- _What to produce_:
Below are the records; collect from them each line containing the string "ylabel".

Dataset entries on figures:

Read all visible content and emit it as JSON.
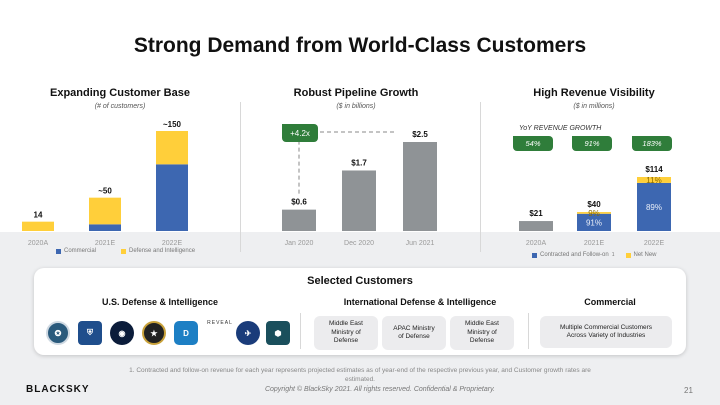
{
  "title": "Strong Demand from World-Class Customers",
  "colors": {
    "blue": "#3d67b1",
    "yellow": "#ffcf3a",
    "gray": "#8f9396",
    "green": "#2f7d3a"
  },
  "chart_data": [
    {
      "type": "bar",
      "title": "Expanding Customer Base",
      "ylabel": "(# of customers)",
      "categories": [
        "2020A",
        "2021E",
        "2022E"
      ],
      "series": [
        {
          "name": "Commercial",
          "values": [
            0,
            10,
            100
          ]
        },
        {
          "name": "Defense and Intelligence",
          "values": [
            14,
            40,
            50
          ]
        }
      ],
      "total_labels": [
        "14",
        "~50",
        "~150"
      ],
      "ylim": [
        0,
        150
      ],
      "legend": [
        "Commercial",
        "Defense and Intelligence"
      ]
    },
    {
      "type": "bar",
      "title": "Robust Pipeline Growth",
      "ylabel": "($ in billions)",
      "categories": [
        "Jan 2020",
        "Dec 2020",
        "Jun 2021"
      ],
      "values": [
        0.6,
        1.7,
        2.5
      ],
      "value_labels": [
        "$0.6",
        "$1.7",
        "$2.5"
      ],
      "annotation": "+4.2x",
      "ylim": [
        0,
        2.5
      ]
    },
    {
      "type": "bar",
      "title": "High Revenue Visibility",
      "ylabel": "($ in millions)",
      "categories": [
        "2020A",
        "2021E",
        "2022E"
      ],
      "series": [
        {
          "name": "Contracted and Follow-on",
          "values": [
            21,
            36.4,
            101.5
          ]
        },
        {
          "name": "Net New",
          "values": [
            0,
            3.6,
            12.5
          ]
        }
      ],
      "total_labels": [
        "$21",
        "$40",
        "$114"
      ],
      "segment_labels": {
        "contracted": [
          "",
          "91%",
          "89%"
        ],
        "net_new": [
          "",
          "9%",
          "11%"
        ]
      },
      "growth_label": "YoY REVENUE GROWTH",
      "growth_values": [
        "54%",
        "91%",
        "183%"
      ],
      "ylim": [
        0,
        114
      ],
      "legend": [
        "Contracted and Follow-on",
        "1",
        "Net New"
      ]
    }
  ],
  "customers": {
    "title": "Selected Customers",
    "col1_title": "U.S. Defense & Intelligence",
    "col2_title": "International  Defense & Intelligence",
    "col3_title": "Commercial",
    "intl_boxes": [
      "Middle East\nMinistry of\nDefense",
      "APAC Ministry\nof Defense",
      "Middle East\nMinistry of\nDefense"
    ],
    "commercial_box": "Multiple Commercial Customers\nAcross Variety of Industries",
    "logo_text": "REVEAL"
  },
  "footnote": "1. Contracted and follow-on revenue for each year represents projected estimates as of year-end of the respective previous year, and Customer growth rates are estimated.",
  "copyright": "Copyright © BlackSky 2021. All rights reserved. Confidential & Proprietary.",
  "brand": "BLACKSKY",
  "page_number": "21"
}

- _Task response_:
      "ylabel": "(# of customers)",
      "ylabel": "($ in billions)",
      "ylabel": "($ in millions)",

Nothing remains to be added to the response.